▶ [Texto para análise]
Papa Francisco pediu a líderes políticos para “frear o discurso de ódio”

O Sumo Pontífice assinou um documento junto com outros líderes religiosos em que declararam que os discursos agressivos desestabilizam e causam derramamento de sangue.

FONTE: El Destape

O Papa Francisco criticou novamente o discurso de ódio e mais uma vez instou os líderes políticos a agir sobre o assunto. Em um documento assinado junto com representantes cristãos, muçulmanos, judeus e de outras religiões, o Sumo Pontífice pediu às autoridades políticas que abandonem “toda retórica agressiva” em nível global e exigiu que “cessem os conflitos” no planeta. O Sumo Pontífice havia recentemente demonstrado solidariedade com Cristina Kirchner após a tentativa de assassinato.

“Pedimos aos líderes mundiais que abandonem toda retórica agressiva e destrutiva que leva à desestabilização do mundo, e que parem os conflitos e o derramamento de sangue em todos os cantos do nosso mundo“, disseram as autoridades de mais de 100 delegações reunidas ontem e hoje na capital do Cazaquistão, Nur-Sultan, em um comunicado lido no final da reunião.

▶ [Instruções das tarefas]
A) Responda às perguntas abaixo com base na notícia sobre o Papa Francisco.
(i) Junto com representantes de quais religiões o Papa assinou o documento?
(ii) Em que cidade se reuniram as delegações, e de que país ela é capital?
(iii) Quantas delegações estavam reunidas?
B) Dê continuidade à notícia sobre o Papa Francisco a partir da última frase apresentada.

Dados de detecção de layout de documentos

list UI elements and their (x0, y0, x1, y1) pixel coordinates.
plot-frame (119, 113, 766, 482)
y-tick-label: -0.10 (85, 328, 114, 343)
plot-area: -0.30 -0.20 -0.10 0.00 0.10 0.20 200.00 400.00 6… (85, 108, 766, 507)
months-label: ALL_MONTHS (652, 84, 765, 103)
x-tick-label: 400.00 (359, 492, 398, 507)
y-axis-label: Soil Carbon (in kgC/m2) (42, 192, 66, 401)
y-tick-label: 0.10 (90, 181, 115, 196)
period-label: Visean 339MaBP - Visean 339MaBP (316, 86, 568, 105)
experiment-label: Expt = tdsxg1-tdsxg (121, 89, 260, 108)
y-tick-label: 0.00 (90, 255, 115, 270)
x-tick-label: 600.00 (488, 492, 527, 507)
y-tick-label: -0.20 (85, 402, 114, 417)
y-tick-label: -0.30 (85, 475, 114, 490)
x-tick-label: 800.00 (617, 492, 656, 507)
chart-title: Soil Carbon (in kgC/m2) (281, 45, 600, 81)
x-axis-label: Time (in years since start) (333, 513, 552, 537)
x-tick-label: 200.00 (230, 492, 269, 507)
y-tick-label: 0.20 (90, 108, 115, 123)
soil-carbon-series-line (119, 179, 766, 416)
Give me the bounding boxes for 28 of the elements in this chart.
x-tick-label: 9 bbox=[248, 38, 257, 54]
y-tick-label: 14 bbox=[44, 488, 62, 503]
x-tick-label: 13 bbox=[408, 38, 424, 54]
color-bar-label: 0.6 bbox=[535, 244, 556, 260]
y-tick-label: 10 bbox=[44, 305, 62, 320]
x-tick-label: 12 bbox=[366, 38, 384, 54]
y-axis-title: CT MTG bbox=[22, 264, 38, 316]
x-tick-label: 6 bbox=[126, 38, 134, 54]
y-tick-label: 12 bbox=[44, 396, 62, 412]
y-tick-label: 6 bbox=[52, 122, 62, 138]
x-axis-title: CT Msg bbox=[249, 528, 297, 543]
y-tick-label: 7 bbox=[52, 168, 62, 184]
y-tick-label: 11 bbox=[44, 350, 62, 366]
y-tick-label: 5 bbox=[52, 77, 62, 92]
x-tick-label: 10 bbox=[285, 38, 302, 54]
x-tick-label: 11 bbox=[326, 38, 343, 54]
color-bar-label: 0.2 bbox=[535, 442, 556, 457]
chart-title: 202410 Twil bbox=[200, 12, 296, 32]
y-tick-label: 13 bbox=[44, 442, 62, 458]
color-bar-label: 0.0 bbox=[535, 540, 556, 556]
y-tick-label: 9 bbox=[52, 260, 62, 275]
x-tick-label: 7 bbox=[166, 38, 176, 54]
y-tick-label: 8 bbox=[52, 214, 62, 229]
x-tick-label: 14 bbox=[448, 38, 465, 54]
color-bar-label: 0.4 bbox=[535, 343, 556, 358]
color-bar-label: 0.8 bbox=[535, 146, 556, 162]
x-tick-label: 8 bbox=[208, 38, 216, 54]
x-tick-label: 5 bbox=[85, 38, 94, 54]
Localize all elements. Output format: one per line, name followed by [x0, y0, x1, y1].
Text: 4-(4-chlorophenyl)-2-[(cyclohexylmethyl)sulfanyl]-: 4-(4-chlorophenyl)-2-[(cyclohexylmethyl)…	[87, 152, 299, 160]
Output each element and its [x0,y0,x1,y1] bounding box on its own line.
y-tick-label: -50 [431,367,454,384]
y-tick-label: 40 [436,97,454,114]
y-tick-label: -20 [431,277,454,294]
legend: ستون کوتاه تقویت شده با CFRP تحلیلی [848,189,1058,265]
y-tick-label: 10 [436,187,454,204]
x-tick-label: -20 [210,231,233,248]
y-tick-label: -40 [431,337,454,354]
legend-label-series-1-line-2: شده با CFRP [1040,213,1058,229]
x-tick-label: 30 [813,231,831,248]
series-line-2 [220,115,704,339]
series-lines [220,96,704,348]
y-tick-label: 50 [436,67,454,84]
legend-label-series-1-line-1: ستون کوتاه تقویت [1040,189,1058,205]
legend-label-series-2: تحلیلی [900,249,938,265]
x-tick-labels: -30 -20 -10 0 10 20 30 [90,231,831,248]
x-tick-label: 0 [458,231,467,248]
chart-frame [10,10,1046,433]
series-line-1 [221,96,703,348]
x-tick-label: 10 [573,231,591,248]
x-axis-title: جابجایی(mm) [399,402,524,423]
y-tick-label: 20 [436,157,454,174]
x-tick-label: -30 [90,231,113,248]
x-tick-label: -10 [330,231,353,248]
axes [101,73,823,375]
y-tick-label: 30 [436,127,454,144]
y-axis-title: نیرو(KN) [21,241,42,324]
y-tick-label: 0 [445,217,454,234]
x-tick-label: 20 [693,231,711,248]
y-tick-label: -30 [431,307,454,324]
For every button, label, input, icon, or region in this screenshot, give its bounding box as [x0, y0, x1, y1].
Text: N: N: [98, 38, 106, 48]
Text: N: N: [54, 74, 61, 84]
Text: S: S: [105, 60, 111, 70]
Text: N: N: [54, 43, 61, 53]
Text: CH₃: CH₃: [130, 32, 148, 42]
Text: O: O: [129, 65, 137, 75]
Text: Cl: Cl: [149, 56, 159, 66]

▶ [Respostas por tarefa]
A)
(i) Cristãs, muçulmanas, judaicas e de outras religiões.
(ii) Em Nur-Sultan, capital do Cazaquistão.
(iii) Mais de 100 delegações.

B)
Contra o radicalismo, o terrorismo e todas as outras formas de violência

O texto, assinado por Francisco e outros representantes budistas, hindus e de organizações internacionais como as Nações Unidas, declara que “o extremismo, o radicalismo, o terrorismo e todas as outras formas de violência e guerras, quaisquer que sejam seus objetivos, nada têm a ver com a verdadeira religião e deve ser rejeitada nos termos mais fortes possíveis”.

Sem referências específicas ao conflito na Ucrânia, o documento se solidariza “com os esforços das Nações Unidas e de todas as outras instituições e organizações internacionais, governamentais e regionais para promover o diálogo entre civilizações e religiões, estados e nações”.

Entre os participantes da reunião estavam, entre outros, o Grande Imã de Al-Azhar, Ahmed al-Tayyeb, e o Rabino-Chefe de Israel, David Lau, bem como o “chanceler” da Igreja Ortodoxa Russa próximo a Vladimir Putin, Antônio, que substituiu o Patriarca Kirill.